WHAT THE EXERCISE ASKS
The entries below are to be written out again without alteration.
##### MATERIAL FOR THE TASK #####
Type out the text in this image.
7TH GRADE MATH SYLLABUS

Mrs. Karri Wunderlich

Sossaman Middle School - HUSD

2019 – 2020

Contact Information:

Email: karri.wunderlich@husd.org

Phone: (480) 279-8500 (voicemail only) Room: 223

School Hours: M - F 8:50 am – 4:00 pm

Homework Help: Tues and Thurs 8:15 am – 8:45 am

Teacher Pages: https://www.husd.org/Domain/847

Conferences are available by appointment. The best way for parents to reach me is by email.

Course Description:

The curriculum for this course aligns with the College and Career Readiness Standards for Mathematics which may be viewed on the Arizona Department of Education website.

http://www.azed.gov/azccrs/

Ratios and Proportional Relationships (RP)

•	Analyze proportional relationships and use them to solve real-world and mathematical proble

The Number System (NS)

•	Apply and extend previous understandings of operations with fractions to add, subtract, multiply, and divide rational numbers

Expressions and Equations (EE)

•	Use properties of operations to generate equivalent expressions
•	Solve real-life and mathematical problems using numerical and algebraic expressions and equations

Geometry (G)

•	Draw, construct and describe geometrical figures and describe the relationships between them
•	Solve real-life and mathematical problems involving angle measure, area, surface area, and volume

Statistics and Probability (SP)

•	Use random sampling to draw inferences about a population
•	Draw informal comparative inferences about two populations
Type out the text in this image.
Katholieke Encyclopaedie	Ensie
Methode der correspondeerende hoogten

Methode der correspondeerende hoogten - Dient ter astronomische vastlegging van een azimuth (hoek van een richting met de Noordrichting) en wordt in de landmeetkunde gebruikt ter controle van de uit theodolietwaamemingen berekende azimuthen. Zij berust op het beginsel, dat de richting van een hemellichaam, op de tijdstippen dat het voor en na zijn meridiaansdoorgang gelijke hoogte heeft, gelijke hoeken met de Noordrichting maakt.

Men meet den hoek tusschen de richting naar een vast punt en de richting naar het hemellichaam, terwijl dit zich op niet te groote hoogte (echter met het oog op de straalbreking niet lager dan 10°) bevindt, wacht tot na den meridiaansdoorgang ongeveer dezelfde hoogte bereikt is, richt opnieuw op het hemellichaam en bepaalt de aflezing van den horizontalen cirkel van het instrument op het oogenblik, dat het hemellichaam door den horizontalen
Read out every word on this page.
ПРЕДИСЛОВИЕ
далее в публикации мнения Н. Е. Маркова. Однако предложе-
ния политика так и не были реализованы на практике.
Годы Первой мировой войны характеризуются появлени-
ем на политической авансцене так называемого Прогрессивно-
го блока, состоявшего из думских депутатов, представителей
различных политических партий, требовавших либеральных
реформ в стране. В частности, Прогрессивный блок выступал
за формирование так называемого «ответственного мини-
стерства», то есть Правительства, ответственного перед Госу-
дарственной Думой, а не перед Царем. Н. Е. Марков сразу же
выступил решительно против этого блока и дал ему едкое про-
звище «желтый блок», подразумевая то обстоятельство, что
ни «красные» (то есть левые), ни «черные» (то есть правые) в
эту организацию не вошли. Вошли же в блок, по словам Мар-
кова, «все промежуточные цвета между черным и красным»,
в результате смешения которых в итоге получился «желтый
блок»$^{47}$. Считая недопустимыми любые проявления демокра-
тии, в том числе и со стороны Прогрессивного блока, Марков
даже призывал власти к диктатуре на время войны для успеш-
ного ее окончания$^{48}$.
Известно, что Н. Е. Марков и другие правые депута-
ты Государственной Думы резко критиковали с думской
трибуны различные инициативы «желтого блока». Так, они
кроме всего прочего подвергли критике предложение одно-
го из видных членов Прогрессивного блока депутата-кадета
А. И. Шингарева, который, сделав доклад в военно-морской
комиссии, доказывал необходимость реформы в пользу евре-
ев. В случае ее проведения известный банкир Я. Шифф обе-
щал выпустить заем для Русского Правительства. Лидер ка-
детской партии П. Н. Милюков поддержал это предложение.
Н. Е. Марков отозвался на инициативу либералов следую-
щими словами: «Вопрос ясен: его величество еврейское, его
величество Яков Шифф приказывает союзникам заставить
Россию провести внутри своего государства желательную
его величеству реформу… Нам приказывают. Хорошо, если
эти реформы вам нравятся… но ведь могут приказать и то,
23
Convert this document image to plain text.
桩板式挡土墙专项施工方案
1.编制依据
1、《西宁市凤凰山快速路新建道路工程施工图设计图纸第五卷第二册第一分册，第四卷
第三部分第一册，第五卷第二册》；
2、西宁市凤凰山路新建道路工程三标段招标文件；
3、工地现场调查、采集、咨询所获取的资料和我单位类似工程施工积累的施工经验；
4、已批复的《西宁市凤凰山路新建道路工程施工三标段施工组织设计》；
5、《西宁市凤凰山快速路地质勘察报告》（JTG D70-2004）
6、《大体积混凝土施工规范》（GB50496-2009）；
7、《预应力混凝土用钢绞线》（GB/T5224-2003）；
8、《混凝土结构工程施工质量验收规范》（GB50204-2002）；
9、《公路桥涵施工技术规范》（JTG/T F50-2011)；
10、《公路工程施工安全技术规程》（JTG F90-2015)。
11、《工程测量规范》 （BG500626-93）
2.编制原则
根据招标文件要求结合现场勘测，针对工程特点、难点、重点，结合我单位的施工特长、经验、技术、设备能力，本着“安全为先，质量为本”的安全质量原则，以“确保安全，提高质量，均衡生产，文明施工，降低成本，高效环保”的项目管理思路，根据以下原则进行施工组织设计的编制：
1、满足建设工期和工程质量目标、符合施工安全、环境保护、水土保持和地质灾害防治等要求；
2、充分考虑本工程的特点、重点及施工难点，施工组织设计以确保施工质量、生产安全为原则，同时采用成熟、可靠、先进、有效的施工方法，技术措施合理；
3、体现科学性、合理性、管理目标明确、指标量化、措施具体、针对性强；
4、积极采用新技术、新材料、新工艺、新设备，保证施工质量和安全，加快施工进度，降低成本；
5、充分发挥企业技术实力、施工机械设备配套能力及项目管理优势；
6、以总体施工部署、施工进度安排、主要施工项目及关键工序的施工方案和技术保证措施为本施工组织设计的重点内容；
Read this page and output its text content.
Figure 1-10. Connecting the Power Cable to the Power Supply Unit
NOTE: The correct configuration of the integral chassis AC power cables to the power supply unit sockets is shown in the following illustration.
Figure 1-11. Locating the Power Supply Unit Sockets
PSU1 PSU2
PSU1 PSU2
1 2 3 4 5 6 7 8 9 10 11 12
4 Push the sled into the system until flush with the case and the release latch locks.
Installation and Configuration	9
#####
ANSWER FOR THE TASK
Type out the text in this image.
7TH GRADE MATH SYLLABUS

Mrs. Karri Wunderlich

Sossaman Middle School - HUSD

2019 – 2020

Contact Information:

Email: karri.wunderlich@husd.org

Phone: (480) 279-8500 (voicemail only) Room: 223

School Hours: M - F 8:50 am – 4:00 pm

Homework Help: Tues and Thurs 8:15 am – 8:45 am

Teacher Pages: https://www.husd.org/Domain/847

Conferences are available by appointment. The best way for parents to reach me is by email.

Course Description:

The curriculum for this course aligns with the College and Career Readiness Standards for Mathematics which may be viewed on the Arizona Department of Education website.

http://www.azed.gov/azccrs/

Ratios and Proportional Relationships (RP)

•	Analyze proportional relationships and use them to solve real-world and mathematical proble

The Number System (NS)

•	Apply and extend previous understandings of operations with fractions to add, subtract, multiply, and divide rational numbers

Expressions and Equations (EE)

•	Use properties of operations to generate equivalent expressions
•	Solve real-life and mathematical problems using numerical and algebraic expressions and equations

Geometry (G)

•	Draw, construct and describe geometrical figures and describe the relationships between them
•	Solve real-life and mathematical problems involving angle measure, area, surface area, and volume

Statistics and Probability (SP)

•	Use random sampling to draw inferences about a population
•	Draw informal comparative inferences about two populations
Type out the text in this image.
Katholieke Encyclopaedie	Ensie
Methode der correspondeerende hoogten

Methode der correspondeerende hoogten - Dient ter astronomische vastlegging van een azimuth (hoek van een richting met de Noordrichting) en wordt in de landmeetkunde gebruikt ter controle van de uit theodolietwaamemingen berekende azimuthen. Zij berust op het beginsel, dat de richting van een hemellichaam, op de tijdstippen dat het voor en na zijn meridiaansdoorgang gelijke hoogte heeft, gelijke hoeken met de Noordrichting maakt.

Men meet den hoek tusschen de richting naar een vast punt en de richting naar het hemellichaam, terwijl dit zich op niet te groote hoogte (echter met het oog op de straalbreking niet lager dan 10°) bevindt, wacht tot na den meridiaansdoorgang ongeveer dezelfde hoogte bereikt is, richt opnieuw op het hemellichaam en bepaalt de aflezing van den horizontalen cirkel van het instrument op het oogenblik, dat het hemellichaam door den horizontalen
Read out every word on this page.
ПРЕДИСЛОВИЕ
далее в публикации мнения Н. Е. Маркова. Однако предложе-
ния политика так и не были реализованы на практике.
Годы Первой мировой войны характеризуются появлени-
ем на политической авансцене так называемого Прогрессивно-
го блока, состоявшего из думских депутатов, представителей
различных политических партий, требовавших либеральных
реформ в стране. В частности, Прогрессивный блок выступал
за формирование так называемого «ответственного мини-
стерства», то есть Правительства, ответственного перед Госу-
дарственной Думой, а не перед Царем. Н. Е. Марков сразу же
выступил решительно против этого блока и дал ему едкое про-
звище «желтый блок», подразумевая то обстоятельство, что
ни «красные» (то есть левые), ни «черные» (то есть правые) в
эту организацию не вошли. Вошли же в блок, по словам Мар-
кова, «все промежуточные цвета между черным и красным»,
в результате смешения которых в итоге получился «желтый
блок»$^{47}$. Считая недопустимыми любые проявления демокра-
тии, в том числе и со стороны Прогрессивного блока, Марков
даже призывал власти к диктатуре на время войны для успеш-
ного ее окончания$^{48}$.
Известно, что Н. Е. Марков и другие правые депута-
ты Государственной Думы резко критиковали с думской
трибуны различные инициативы «желтого блока». Так, они
кроме всего прочего подвергли критике предложение одно-
го из видных членов Прогрессивного блока депутата-кадета
А. И. Шингарева, который, сделав доклад в военно-морской
комиссии, доказывал необходимость реформы в пользу евре-
ев. В случае ее проведения известный банкир Я. Шифф обе-
щал выпустить заем для Русского Правительства. Лидер ка-
детской партии П. Н. Милюков поддержал это предложение.
Н. Е. Марков отозвался на инициативу либералов следую-
щими словами: «Вопрос ясен: его величество еврейское, его
величество Яков Шифф приказывает союзникам заставить
Россию провести внутри своего государства желательную
его величеству реформу… Нам приказывают. Хорошо, если
эти реформы вам нравятся… но ведь могут приказать и то,
23
Convert this document image to plain text.
桩板式挡土墙专项施工方案
1.编制依据
1、《西宁市凤凰山快速路新建道路工程施工图设计图纸第五卷第二册第一分册，第四卷
第三部分第一册，第五卷第二册》；
2、西宁市凤凰山路新建道路工程三标段招标文件；
3、工地现场调查、采集、咨询所获取的资料和我单位类似工程施工积累的施工经验；
4、已批复的《西宁市凤凰山路新建道路工程施工三标段施工组织设计》；
5、《西宁市凤凰山快速路地质勘察报告》（JTG D70-2004）
6、《大体积混凝土施工规范》（GB50496-2009）；
7、《预应力混凝土用钢绞线》（GB/T5224-2003）；
8、《混凝土结构工程施工质量验收规范》（GB50204-2002）；
9、《公路桥涵施工技术规范》（JTG/T F50-2011)；
10、《公路工程施工安全技术规程》（JTG F90-2015)。
11、《工程测量规范》 （BG500626-93）
2.编制原则
根据招标文件要求结合现场勘测，针对工程特点、难点、重点，结合我单位的施工特长、经验、技术、设备能力，本着“安全为先，质量为本”的安全质量原则，以“确保安全，提高质量，均衡生产，文明施工，降低成本，高效环保”的项目管理思路，根据以下原则进行施工组织设计的编制：
1、满足建设工期和工程质量目标、符合施工安全、环境保护、水土保持和地质灾害防治等要求；
2、充分考虑本工程的特点、重点及施工难点，施工组织设计以确保施工质量、生产安全为原则，同时采用成熟、可靠、先进、有效的施工方法，技术措施合理；
3、体现科学性、合理性、管理目标明确、指标量化、措施具体、针对性强；
4、积极采用新技术、新材料、新工艺、新设备，保证施工质量和安全，加快施工进度，降低成本；
5、充分发挥企业技术实力、施工机械设备配套能力及项目管理优势；
6、以总体施工部署、施工进度安排、主要施工项目及关键工序的施工方案和技术保证措施为本施工组织设计的重点内容；
Read this page and output its text content.
Figure 1-10. Connecting the Power Cable to the Power Supply Unit
NOTE: The correct configuration of the integral chassis AC power cables to the power supply unit sockets is shown in the following illustration.
Figure 1-11. Locating the Power Supply Unit Sockets
PSU1 PSU2
PSU1 PSU2
1 2 3 4 5 6 7 8 9 10 11 12
4 Push the sled into the system until flush with the case and the release latch locks.
Installation and Configuration	9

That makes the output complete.